▸ Job 1
In the passage on pulse-lets below, what indicates the magnitude of an electric dipole?

===== Excerpt to read =====

The way the electron pulse-let acts merits special attention. It moves in a circumferential manner around the primary pulse-let in the contraction and expansion phases. It also has other modes of momenta – the jerk-in and jerk-out motions - along with a certain angulation in its path, as the path is spiral. And we have seen the spin. Obviously these modes of movement are attributed to every portion of the pulse, not only to the electron pulse-let. Different quanta obtained from various parts of the pulse may show all these modes of movement, or may represent some of them.

Pulse-lets with charge produce corresponding ripple pulse-lets in the surrounding S (R pulse-lets for short). They are also conducted in the direction of their movement at production. In an electric field the R pulse-lets are produced by the charge or affinity of the secondary pulse-lets, and correspond to them. That is why charged particles react to these R pulse-lets. When the primary pulse is distorted to one side and the secondary pulse to the other by a strong electric field, it leads to the birth of an electric dipole, which is indicated by the magnitude of the charge times the distance between them.

=====

▸ Job 2
Reproduce the listing from its first line up to and including the line with "series-line-media-10-a-os (133, 403, 1185, 545)".

===== Input for this task =====

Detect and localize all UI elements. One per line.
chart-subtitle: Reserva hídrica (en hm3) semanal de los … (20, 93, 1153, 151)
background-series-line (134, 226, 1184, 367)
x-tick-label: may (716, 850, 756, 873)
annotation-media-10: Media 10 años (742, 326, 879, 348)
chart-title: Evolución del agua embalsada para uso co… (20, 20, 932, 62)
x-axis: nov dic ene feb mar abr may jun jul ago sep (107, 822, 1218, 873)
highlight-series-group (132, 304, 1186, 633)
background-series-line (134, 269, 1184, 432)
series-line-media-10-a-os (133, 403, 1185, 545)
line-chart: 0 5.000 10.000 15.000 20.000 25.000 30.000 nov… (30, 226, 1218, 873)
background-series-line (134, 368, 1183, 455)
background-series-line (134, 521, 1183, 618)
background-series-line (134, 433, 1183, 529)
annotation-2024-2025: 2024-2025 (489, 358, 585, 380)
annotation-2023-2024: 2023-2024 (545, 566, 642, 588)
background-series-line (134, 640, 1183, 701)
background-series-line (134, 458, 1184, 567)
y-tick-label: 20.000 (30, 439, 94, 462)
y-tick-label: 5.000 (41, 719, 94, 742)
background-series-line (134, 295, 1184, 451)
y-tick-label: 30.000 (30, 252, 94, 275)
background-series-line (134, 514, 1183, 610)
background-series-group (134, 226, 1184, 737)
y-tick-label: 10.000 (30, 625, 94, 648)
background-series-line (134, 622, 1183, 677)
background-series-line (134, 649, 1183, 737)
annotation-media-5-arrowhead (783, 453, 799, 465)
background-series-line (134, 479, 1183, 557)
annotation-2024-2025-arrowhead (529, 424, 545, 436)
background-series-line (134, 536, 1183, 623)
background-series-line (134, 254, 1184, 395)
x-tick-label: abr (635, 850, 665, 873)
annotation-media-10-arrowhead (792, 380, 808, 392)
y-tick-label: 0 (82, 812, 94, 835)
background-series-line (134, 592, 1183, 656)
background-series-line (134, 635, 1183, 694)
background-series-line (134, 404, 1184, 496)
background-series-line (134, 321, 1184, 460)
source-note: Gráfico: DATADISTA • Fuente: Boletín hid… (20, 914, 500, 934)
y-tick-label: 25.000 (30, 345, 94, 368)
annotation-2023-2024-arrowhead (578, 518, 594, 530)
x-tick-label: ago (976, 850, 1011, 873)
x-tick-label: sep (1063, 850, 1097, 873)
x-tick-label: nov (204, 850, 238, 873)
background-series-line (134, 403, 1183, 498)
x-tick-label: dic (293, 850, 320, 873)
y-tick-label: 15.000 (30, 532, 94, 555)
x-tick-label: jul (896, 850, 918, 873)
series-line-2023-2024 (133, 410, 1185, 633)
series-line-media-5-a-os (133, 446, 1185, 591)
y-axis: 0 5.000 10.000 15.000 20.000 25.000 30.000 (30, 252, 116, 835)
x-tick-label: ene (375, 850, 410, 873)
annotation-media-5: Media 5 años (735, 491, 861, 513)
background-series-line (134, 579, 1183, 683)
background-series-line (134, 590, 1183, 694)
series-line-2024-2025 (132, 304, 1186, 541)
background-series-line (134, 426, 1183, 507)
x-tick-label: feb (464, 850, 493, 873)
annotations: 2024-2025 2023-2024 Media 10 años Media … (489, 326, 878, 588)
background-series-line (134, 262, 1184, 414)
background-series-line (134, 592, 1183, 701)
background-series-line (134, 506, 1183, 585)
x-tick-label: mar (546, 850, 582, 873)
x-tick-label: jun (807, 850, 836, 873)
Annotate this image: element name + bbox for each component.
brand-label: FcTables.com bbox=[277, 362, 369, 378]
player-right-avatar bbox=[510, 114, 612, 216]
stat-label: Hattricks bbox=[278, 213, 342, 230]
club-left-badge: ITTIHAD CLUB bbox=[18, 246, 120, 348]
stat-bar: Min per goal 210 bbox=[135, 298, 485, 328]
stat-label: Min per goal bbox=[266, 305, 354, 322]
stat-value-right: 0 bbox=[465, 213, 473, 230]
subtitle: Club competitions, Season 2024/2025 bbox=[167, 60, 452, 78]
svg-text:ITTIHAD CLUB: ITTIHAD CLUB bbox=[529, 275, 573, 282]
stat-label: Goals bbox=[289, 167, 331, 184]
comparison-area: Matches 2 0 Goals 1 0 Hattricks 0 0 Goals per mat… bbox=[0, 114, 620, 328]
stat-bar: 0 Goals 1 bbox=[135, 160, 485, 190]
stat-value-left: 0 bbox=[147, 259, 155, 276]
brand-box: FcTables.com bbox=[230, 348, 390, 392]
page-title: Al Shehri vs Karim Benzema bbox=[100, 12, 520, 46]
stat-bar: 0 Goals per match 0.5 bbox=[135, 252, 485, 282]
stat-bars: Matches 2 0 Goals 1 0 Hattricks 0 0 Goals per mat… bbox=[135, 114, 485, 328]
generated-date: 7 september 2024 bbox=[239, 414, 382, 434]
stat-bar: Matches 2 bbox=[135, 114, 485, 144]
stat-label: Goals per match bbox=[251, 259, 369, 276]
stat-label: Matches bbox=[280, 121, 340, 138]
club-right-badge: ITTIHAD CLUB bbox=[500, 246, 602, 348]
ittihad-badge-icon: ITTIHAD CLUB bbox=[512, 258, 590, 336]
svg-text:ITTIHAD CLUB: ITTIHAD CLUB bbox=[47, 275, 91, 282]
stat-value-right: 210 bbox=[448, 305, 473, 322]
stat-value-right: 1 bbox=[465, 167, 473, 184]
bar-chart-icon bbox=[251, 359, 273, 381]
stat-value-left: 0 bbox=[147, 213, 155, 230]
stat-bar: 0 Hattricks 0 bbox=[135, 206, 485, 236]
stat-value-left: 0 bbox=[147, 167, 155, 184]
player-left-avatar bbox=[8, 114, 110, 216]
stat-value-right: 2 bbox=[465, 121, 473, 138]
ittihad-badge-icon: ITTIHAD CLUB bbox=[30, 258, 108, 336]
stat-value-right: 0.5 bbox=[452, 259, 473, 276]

=====

▸ Complete output 1
The magnitude of the charge times the distance between them.

▸ Complete output 2
Detect and localize all UI elements. One per line.
chart-subtitle: Reserva hídrica (en hm3) semanal de los … (20, 93, 1153, 151)
background-series-line (134, 226, 1184, 367)
x-tick-label: may (716, 850, 756, 873)
annotation-media-10: Media 10 años (742, 326, 879, 348)
chart-title: Evolución del agua embalsada para uso co… (20, 20, 932, 62)
x-axis: nov dic ene feb mar abr may jun jul ago sep (107, 822, 1218, 873)
highlight-series-group (132, 304, 1186, 633)
background-series-line (134, 269, 1184, 432)
series-line-media-10-a-os (133, 403, 1185, 545)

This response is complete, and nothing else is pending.